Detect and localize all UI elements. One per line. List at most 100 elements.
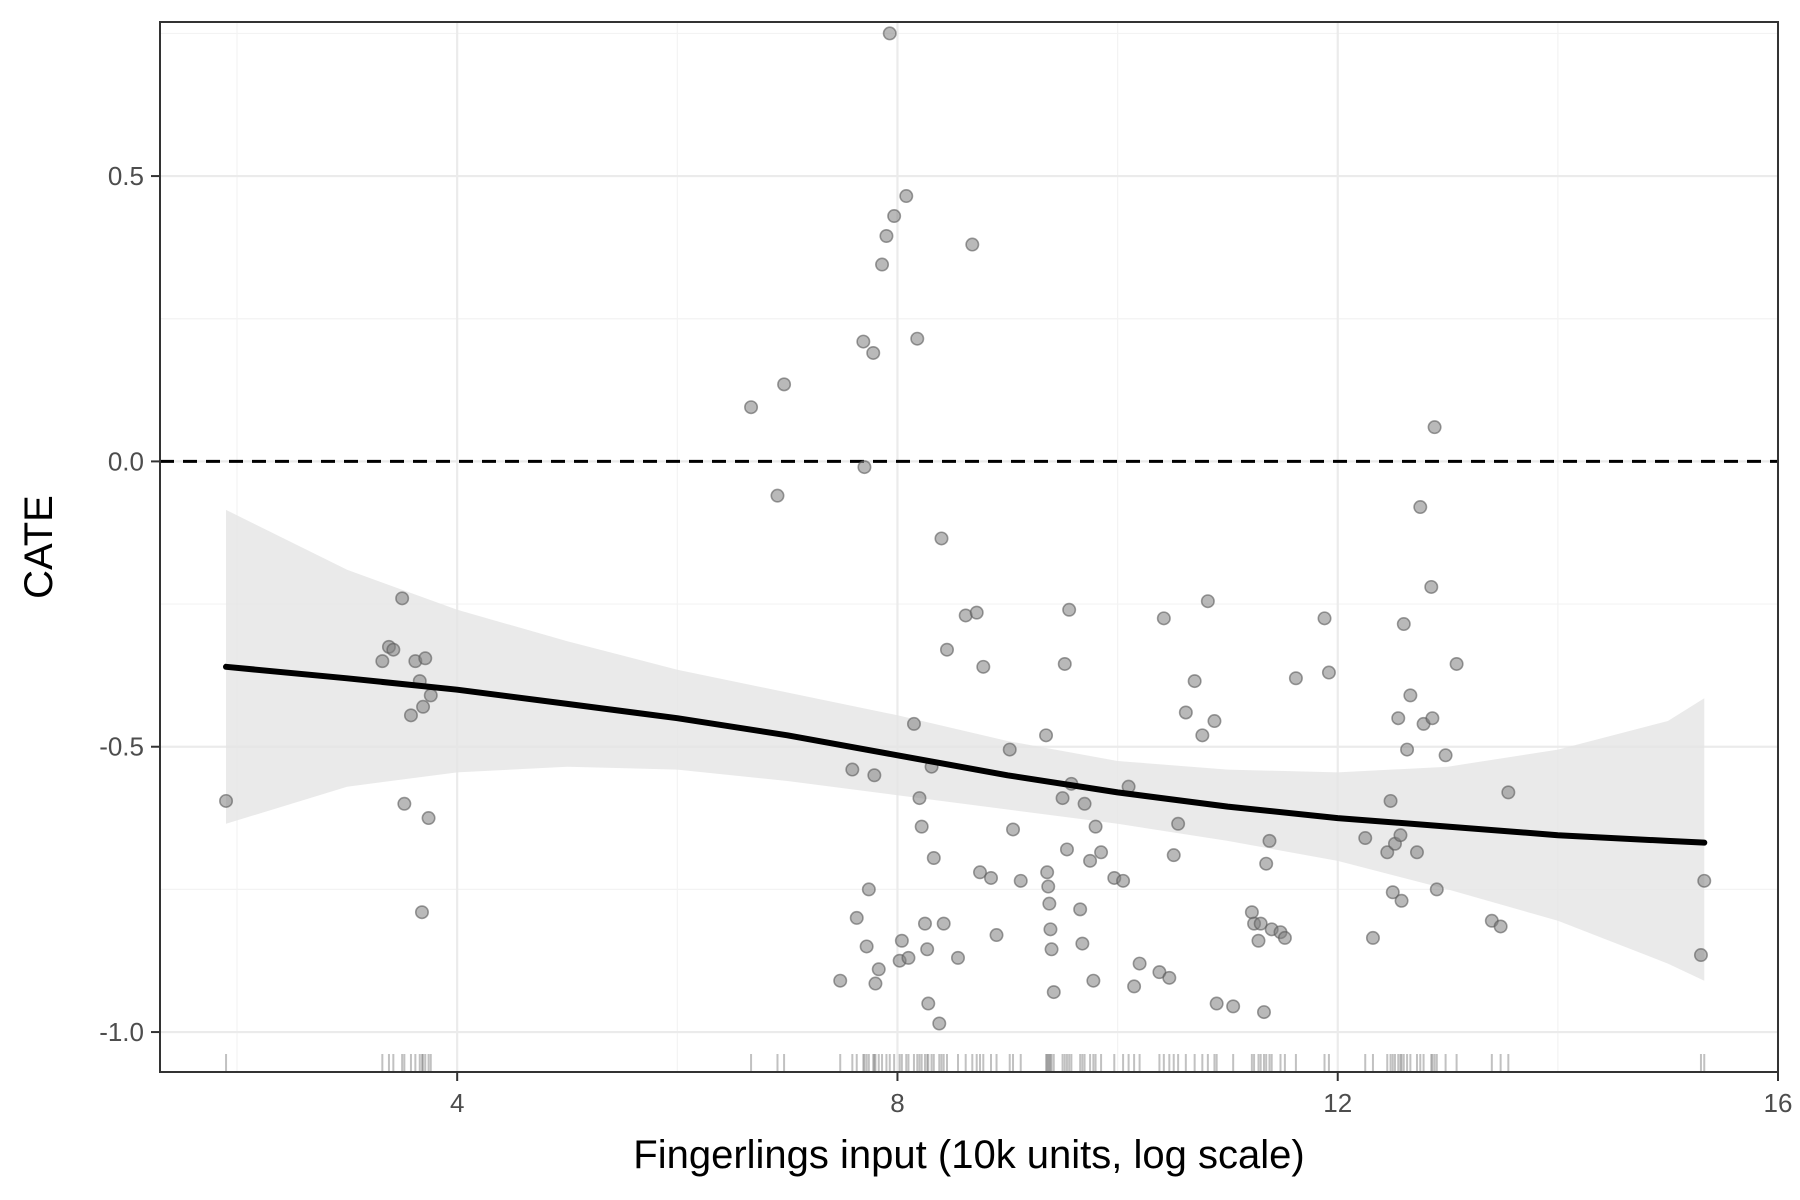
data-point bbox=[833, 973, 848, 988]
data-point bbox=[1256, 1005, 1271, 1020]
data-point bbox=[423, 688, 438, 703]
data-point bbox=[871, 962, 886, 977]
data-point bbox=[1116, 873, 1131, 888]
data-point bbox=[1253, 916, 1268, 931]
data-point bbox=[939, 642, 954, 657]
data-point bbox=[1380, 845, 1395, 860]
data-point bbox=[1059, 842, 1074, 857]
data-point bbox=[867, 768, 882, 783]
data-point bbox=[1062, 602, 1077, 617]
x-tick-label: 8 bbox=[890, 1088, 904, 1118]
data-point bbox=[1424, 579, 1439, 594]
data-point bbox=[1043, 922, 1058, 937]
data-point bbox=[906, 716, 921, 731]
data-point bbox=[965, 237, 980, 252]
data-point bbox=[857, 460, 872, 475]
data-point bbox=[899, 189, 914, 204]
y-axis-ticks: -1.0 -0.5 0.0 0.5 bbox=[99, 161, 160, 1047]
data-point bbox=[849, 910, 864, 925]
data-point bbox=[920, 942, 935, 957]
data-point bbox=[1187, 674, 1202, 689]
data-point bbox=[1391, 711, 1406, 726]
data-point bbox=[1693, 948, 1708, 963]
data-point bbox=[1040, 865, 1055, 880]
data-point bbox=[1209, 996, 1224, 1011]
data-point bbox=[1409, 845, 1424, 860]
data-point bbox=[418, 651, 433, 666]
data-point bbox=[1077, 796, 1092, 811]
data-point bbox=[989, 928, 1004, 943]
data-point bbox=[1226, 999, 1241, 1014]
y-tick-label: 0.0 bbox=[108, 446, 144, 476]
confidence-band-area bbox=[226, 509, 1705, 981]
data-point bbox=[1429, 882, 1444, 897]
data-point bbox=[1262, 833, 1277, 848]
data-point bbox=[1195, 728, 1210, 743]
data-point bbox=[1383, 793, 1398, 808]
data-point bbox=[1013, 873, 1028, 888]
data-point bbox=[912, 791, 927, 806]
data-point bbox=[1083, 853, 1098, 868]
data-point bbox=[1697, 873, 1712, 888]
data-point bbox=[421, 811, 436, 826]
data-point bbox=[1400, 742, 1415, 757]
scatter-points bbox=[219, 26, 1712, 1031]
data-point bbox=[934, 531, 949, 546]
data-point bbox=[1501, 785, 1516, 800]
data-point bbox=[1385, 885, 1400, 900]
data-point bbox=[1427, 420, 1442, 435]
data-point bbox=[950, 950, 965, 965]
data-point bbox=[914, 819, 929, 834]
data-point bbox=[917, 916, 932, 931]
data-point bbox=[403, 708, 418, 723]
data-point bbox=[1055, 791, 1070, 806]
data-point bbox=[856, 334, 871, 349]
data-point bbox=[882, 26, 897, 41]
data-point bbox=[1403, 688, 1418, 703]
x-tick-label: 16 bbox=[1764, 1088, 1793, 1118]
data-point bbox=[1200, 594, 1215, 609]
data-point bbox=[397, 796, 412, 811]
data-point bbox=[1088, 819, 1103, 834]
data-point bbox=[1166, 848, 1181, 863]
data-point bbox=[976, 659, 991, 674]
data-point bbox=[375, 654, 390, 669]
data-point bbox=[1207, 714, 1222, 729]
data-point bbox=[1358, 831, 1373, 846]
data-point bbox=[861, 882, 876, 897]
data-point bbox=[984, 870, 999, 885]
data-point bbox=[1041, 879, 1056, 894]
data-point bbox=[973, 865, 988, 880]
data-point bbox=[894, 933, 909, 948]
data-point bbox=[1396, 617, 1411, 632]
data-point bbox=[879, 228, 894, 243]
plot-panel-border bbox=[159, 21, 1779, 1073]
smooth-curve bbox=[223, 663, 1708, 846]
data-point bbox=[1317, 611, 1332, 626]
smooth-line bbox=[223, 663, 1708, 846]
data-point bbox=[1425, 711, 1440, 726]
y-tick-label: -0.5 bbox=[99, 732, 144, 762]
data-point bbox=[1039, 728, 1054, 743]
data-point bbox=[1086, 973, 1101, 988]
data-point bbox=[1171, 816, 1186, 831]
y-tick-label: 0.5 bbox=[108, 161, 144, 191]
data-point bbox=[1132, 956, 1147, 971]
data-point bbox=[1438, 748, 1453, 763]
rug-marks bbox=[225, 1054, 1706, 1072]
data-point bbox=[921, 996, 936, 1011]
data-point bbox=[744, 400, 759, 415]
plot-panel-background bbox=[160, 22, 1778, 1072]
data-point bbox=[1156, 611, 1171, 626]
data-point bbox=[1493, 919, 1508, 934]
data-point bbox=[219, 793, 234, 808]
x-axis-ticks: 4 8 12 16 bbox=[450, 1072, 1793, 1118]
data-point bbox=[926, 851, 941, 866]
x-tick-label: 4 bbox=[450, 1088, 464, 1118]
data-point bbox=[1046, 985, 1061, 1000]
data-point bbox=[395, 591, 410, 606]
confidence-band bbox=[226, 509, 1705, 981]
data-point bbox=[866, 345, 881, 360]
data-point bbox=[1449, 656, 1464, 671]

################

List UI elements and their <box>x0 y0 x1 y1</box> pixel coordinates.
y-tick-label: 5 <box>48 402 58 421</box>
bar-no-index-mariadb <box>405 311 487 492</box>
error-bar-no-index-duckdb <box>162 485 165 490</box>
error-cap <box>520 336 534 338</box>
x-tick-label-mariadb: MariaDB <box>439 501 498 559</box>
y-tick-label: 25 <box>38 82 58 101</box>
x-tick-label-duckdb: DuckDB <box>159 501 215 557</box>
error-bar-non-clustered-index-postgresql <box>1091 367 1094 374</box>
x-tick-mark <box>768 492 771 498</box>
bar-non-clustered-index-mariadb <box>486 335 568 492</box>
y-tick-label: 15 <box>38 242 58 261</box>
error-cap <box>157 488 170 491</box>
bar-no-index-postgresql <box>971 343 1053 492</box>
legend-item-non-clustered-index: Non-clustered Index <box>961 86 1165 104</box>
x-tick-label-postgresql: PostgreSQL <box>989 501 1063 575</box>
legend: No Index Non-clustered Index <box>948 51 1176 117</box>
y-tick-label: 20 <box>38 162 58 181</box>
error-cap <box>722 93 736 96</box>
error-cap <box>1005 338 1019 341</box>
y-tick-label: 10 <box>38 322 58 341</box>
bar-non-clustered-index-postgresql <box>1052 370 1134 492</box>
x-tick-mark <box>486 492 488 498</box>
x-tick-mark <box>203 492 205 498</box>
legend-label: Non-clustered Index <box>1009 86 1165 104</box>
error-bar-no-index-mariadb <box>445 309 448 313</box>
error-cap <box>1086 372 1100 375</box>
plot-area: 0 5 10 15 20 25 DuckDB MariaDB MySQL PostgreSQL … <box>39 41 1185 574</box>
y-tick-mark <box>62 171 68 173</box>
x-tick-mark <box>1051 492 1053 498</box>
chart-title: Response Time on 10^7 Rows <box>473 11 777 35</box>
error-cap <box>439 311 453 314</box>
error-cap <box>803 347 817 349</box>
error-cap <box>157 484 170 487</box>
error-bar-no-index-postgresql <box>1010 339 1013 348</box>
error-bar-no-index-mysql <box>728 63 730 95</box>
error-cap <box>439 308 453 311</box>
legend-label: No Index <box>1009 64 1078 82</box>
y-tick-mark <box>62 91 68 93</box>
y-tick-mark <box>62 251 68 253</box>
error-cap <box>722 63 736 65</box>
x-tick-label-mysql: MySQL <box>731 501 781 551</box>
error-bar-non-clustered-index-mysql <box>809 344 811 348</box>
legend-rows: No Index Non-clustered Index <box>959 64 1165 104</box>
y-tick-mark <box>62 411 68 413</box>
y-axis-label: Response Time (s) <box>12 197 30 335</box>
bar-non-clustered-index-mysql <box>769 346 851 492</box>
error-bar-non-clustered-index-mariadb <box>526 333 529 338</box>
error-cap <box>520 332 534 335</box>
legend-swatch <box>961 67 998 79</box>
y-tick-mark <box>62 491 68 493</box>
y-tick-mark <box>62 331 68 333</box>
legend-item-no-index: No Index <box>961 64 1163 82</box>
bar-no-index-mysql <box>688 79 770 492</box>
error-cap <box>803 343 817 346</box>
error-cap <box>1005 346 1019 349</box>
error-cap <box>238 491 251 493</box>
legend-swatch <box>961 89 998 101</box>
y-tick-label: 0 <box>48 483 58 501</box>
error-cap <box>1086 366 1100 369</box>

################

» Task prompt
Count the lines in the rows above that contain the string "Time", treating uppercase and lowercase as different, and give only the number.

» Problem solution
2